(Excerpted passage)
#####

True crime fans are spoiled for choice, with the genre ever-growing in popularity and plenty of fascinating reads available, both old and new.
Here are some of our favourite extracts published on True Crime Australia.
In the eyes of her neighbours and friends Dulcie Bodsworth was caring and kind, a woman loved everywhere she went. But daughter Hazel saw the real Dulcie — a cold, calculating killer. Dulcie
would be charged with killing three people — and it was a teenaged Hazel that dobbed her in. In this extract from My Mother, A Serial Killer, written with Janet Fife-Yeomans, she describes
the day one of the victims, her own father, was found drowned.
The remarkable efforts that Mark and Faye Leveson went to to find the body of their son Matthew, who disappeared in 2007, aged 20, are detailed in our extract from Grace Tobin’s Deal with
the Devil. The grieving parents launched their own search, digging in bushland for their son’s remains after Mark calculated a “body disposal timeline” to pinpoint likely burial spots — a
gory mission tackled with both determination and distress at what they might find. They also agreed to talk to the suspect in Matt’s death wearing a hidden listening device provided by
police despite being “paralysed with dread”. “Do it for Matt, they told themselves.”

#####

(Extracted records)
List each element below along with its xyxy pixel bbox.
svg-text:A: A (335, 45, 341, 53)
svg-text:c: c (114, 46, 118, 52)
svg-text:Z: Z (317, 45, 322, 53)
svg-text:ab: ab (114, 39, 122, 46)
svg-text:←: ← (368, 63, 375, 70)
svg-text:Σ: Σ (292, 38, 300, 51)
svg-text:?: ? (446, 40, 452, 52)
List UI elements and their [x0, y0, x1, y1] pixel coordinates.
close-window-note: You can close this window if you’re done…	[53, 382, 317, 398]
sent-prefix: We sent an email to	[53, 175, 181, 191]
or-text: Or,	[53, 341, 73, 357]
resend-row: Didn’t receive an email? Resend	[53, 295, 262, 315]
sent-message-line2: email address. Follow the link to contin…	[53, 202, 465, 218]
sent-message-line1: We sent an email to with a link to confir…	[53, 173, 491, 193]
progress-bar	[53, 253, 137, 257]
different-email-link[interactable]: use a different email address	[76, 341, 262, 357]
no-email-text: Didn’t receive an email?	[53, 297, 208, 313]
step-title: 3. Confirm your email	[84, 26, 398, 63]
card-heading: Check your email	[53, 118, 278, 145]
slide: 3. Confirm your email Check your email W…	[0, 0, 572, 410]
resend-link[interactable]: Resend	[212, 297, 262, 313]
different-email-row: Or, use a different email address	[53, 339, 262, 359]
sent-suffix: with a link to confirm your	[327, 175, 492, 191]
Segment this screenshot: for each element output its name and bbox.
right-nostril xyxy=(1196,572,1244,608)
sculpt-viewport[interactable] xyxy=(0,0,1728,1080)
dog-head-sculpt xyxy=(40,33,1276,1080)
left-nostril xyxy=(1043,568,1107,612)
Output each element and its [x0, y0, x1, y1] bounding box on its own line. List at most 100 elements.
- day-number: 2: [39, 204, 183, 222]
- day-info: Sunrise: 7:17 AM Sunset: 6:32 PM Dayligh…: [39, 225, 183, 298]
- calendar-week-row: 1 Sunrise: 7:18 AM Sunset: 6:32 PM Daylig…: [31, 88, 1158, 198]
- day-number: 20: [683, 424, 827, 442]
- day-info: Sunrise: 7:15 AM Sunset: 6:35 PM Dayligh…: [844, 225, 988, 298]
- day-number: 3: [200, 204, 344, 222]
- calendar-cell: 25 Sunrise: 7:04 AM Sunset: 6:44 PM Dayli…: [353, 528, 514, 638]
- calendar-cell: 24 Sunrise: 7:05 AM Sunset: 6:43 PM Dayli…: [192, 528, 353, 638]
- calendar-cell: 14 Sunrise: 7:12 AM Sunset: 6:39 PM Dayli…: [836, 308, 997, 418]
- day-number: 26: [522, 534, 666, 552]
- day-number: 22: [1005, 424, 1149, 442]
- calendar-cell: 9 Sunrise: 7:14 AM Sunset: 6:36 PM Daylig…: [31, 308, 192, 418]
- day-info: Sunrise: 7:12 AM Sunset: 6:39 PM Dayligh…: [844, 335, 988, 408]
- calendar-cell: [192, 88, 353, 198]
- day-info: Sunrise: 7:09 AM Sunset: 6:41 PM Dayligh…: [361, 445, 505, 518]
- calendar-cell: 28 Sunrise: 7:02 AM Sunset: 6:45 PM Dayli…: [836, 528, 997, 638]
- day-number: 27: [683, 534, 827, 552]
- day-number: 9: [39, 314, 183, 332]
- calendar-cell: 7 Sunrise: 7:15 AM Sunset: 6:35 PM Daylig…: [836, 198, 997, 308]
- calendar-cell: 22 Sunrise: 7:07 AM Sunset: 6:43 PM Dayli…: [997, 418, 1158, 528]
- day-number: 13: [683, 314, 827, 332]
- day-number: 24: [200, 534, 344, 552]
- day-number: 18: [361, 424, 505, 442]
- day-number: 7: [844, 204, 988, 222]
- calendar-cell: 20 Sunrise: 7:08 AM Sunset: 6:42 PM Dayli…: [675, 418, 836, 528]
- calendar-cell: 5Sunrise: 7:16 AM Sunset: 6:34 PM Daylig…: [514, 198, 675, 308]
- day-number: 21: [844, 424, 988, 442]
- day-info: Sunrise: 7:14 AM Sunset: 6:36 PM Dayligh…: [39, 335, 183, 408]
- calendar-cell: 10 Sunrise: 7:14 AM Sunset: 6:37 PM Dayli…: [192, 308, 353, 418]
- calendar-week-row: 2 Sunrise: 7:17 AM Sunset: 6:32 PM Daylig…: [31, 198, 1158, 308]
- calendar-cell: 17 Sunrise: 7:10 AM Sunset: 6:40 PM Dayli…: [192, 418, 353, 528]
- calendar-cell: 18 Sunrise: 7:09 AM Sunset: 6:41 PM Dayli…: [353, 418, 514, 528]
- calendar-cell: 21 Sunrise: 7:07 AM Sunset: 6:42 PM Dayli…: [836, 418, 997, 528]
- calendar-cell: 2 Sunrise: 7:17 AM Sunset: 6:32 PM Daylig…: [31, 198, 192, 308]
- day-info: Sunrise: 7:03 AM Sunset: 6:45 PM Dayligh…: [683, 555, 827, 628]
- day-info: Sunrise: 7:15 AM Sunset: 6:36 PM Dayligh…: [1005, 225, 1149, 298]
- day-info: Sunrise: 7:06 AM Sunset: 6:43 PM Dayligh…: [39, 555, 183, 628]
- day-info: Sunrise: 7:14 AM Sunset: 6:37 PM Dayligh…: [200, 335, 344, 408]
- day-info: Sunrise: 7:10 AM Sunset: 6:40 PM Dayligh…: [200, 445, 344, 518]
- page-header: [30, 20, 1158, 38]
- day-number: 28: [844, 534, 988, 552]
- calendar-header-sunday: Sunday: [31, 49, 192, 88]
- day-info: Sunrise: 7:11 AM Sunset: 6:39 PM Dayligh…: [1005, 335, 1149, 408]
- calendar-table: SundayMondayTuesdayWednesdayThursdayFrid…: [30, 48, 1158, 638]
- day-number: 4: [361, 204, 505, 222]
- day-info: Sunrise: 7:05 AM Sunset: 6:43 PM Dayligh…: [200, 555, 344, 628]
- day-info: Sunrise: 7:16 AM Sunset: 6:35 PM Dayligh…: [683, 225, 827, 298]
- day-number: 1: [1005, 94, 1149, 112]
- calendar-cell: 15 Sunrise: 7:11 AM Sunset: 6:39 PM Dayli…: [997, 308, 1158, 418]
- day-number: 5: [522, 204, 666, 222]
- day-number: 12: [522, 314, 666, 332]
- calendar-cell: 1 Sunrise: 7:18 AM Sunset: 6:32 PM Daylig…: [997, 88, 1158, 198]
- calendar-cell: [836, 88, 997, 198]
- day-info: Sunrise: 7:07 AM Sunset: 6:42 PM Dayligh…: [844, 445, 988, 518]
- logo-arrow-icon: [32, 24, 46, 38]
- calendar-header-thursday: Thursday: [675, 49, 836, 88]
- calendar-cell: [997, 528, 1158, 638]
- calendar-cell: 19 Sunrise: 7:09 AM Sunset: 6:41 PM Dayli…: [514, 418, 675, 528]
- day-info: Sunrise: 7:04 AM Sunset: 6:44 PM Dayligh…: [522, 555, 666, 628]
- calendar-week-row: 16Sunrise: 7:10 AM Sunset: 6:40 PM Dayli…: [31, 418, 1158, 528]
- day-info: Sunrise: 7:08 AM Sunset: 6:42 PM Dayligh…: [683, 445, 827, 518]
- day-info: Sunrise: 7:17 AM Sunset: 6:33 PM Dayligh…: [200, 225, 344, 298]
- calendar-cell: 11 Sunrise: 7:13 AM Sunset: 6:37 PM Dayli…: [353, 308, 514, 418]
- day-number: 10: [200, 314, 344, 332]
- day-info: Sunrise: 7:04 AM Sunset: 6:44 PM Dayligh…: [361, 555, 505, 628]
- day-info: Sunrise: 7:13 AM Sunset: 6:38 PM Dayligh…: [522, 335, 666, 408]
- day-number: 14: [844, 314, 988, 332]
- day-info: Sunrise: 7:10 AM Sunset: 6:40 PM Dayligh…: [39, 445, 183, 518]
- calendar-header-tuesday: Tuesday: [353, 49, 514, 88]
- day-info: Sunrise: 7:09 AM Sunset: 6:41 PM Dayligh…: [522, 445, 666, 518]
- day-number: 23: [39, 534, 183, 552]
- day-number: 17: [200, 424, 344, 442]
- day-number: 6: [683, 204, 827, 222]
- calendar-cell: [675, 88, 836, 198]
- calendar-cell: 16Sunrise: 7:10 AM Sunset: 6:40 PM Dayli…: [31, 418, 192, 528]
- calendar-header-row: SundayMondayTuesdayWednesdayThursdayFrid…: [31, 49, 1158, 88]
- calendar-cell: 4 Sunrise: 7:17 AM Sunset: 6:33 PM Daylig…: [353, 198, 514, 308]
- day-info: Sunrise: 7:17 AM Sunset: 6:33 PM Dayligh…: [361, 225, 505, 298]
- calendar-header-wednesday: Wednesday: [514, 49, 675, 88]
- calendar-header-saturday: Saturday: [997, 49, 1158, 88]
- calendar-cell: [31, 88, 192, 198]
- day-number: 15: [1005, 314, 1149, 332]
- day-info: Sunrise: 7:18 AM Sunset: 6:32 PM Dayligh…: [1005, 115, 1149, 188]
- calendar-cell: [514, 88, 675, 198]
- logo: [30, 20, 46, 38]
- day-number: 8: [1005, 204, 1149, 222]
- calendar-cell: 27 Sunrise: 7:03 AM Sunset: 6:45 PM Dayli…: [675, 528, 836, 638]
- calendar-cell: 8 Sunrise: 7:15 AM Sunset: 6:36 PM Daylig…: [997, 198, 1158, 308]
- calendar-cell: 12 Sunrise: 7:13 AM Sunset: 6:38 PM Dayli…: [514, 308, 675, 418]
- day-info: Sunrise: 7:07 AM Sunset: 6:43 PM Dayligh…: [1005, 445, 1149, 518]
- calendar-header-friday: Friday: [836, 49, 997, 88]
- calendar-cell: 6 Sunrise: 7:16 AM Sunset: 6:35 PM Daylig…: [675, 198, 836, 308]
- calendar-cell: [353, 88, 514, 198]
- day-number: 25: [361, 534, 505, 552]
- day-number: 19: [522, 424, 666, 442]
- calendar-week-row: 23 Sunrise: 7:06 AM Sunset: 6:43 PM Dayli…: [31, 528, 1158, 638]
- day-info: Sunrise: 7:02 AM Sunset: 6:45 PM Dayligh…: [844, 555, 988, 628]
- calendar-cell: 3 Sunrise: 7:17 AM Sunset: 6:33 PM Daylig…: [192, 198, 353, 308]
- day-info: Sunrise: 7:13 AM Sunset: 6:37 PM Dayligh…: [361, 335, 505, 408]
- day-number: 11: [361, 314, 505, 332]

#####

(Written problem)
In the true crime passage, who is named as co-writer of My Mother, A Serial Killer? Rely only on the true crime passage, not on the records.

(Problem solution)
Janet Fife-Yeomans